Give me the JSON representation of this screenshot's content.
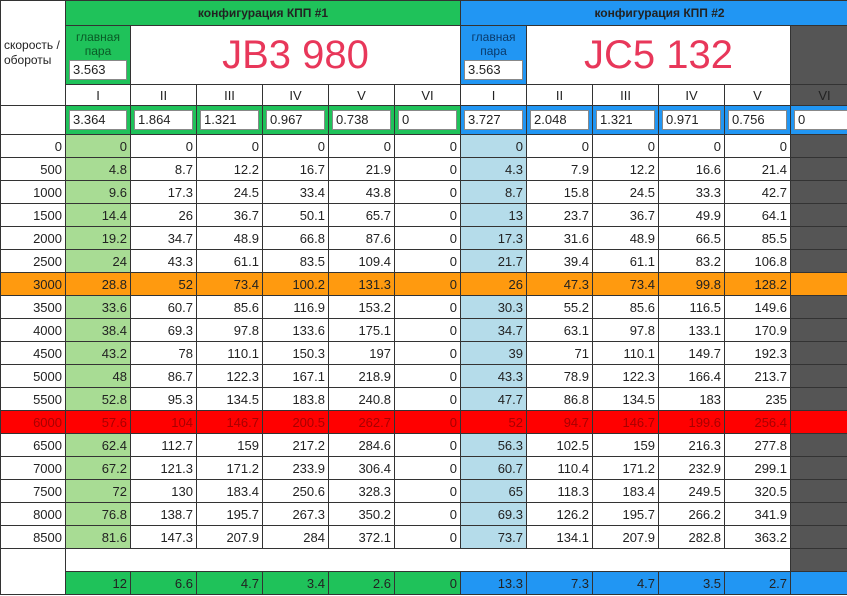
{
  "corner_label": "скорость / обороты",
  "config1": {
    "header": "конфигурация КПП #1",
    "main_pair_label": "главная пара",
    "main_pair": "3.563",
    "model": "JB3 980",
    "gears": [
      "I",
      "II",
      "III",
      "IV",
      "V",
      "VI"
    ],
    "ratios": [
      "3.364",
      "1.864",
      "1.321",
      "0.967",
      "0.738",
      "0"
    ]
  },
  "config2": {
    "header": "конфигурация КПП #2",
    "main_pair_label": "главная пара",
    "main_pair": "3.563",
    "model": "JC5 132",
    "gears": [
      "I",
      "II",
      "III",
      "IV",
      "V",
      "VI"
    ],
    "ratios": [
      "3.727",
      "2.048",
      "1.321",
      "0.971",
      "0.756",
      "0"
    ]
  },
  "colors": {
    "green": "#1fc25a",
    "blue": "#2196f3",
    "orange": "#ff9a0f",
    "red": "#ff0000",
    "title": "#e8375a"
  },
  "rows": [
    {
      "rpm": "0",
      "g1": [
        "0",
        "0",
        "0",
        "0",
        "0",
        "0"
      ],
      "g2": [
        "0",
        "0",
        "0",
        "0",
        "0"
      ]
    },
    {
      "rpm": "500",
      "g1": [
        "4.8",
        "8.7",
        "12.2",
        "16.7",
        "21.9",
        "0"
      ],
      "g2": [
        "4.3",
        "7.9",
        "12.2",
        "16.6",
        "21.4"
      ]
    },
    {
      "rpm": "1000",
      "g1": [
        "9.6",
        "17.3",
        "24.5",
        "33.4",
        "43.8",
        "0"
      ],
      "g2": [
        "8.7",
        "15.8",
        "24.5",
        "33.3",
        "42.7"
      ]
    },
    {
      "rpm": "1500",
      "g1": [
        "14.4",
        "26",
        "36.7",
        "50.1",
        "65.7",
        "0"
      ],
      "g2": [
        "13",
        "23.7",
        "36.7",
        "49.9",
        "64.1"
      ]
    },
    {
      "rpm": "2000",
      "g1": [
        "19.2",
        "34.7",
        "48.9",
        "66.8",
        "87.6",
        "0"
      ],
      "g2": [
        "17.3",
        "31.6",
        "48.9",
        "66.5",
        "85.5"
      ]
    },
    {
      "rpm": "2500",
      "g1": [
        "24",
        "43.3",
        "61.1",
        "83.5",
        "109.4",
        "0"
      ],
      "g2": [
        "21.7",
        "39.4",
        "61.1",
        "83.2",
        "106.8"
      ]
    },
    {
      "rpm": "3000",
      "g1": [
        "28.8",
        "52",
        "73.4",
        "100.2",
        "131.3",
        "0"
      ],
      "g2": [
        "26",
        "47.3",
        "73.4",
        "99.8",
        "128.2"
      ],
      "highlight": "orange"
    },
    {
      "rpm": "3500",
      "g1": [
        "33.6",
        "60.7",
        "85.6",
        "116.9",
        "153.2",
        "0"
      ],
      "g2": [
        "30.3",
        "55.2",
        "85.6",
        "116.5",
        "149.6"
      ]
    },
    {
      "rpm": "4000",
      "g1": [
        "38.4",
        "69.3",
        "97.8",
        "133.6",
        "175.1",
        "0"
      ],
      "g2": [
        "34.7",
        "63.1",
        "97.8",
        "133.1",
        "170.9"
      ]
    },
    {
      "rpm": "4500",
      "g1": [
        "43.2",
        "78",
        "110.1",
        "150.3",
        "197",
        "0"
      ],
      "g2": [
        "39",
        "71",
        "110.1",
        "149.7",
        "192.3"
      ]
    },
    {
      "rpm": "5000",
      "g1": [
        "48",
        "86.7",
        "122.3",
        "167.1",
        "218.9",
        "0"
      ],
      "g2": [
        "43.3",
        "78.9",
        "122.3",
        "166.4",
        "213.7"
      ]
    },
    {
      "rpm": "5500",
      "g1": [
        "52.8",
        "95.3",
        "134.5",
        "183.8",
        "240.8",
        "0"
      ],
      "g2": [
        "47.7",
        "86.8",
        "134.5",
        "183",
        "235"
      ]
    },
    {
      "rpm": "6000",
      "g1": [
        "57.6",
        "104",
        "146.7",
        "200.5",
        "262.7",
        "0"
      ],
      "g2": [
        "52",
        "94.7",
        "146.7",
        "199.6",
        "256.4"
      ],
      "highlight": "red"
    },
    {
      "rpm": "6500",
      "g1": [
        "62.4",
        "112.7",
        "159",
        "217.2",
        "284.6",
        "0"
      ],
      "g2": [
        "56.3",
        "102.5",
        "159",
        "216.3",
        "277.8"
      ]
    },
    {
      "rpm": "7000",
      "g1": [
        "67.2",
        "121.3",
        "171.2",
        "233.9",
        "306.4",
        "0"
      ],
      "g2": [
        "60.7",
        "110.4",
        "171.2",
        "232.9",
        "299.1"
      ]
    },
    {
      "rpm": "7500",
      "g1": [
        "72",
        "130",
        "183.4",
        "250.6",
        "328.3",
        "0"
      ],
      "g2": [
        "65",
        "118.3",
        "183.4",
        "249.5",
        "320.5"
      ]
    },
    {
      "rpm": "8000",
      "g1": [
        "76.8",
        "138.7",
        "195.7",
        "267.3",
        "350.2",
        "0"
      ],
      "g2": [
        "69.3",
        "126.2",
        "195.7",
        "266.2",
        "341.9"
      ]
    },
    {
      "rpm": "8500",
      "g1": [
        "81.6",
        "147.3",
        "207.9",
        "284",
        "372.1",
        "0"
      ],
      "g2": [
        "73.7",
        "134.1",
        "207.9",
        "282.8",
        "363.2"
      ]
    }
  ],
  "bottom": {
    "g1": [
      "12",
      "6.6",
      "4.7",
      "3.4",
      "2.6",
      "0"
    ],
    "g2": [
      "13.3",
      "7.3",
      "4.7",
      "3.5",
      "2.7"
    ]
  }
}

^^^^^^^^^^^^^^^^

## Set task
Pull out each line of the records holding the string "header".

## Output below
    "header": "конфигурация КПП #1",
    "header": "конфигурация КПП #2",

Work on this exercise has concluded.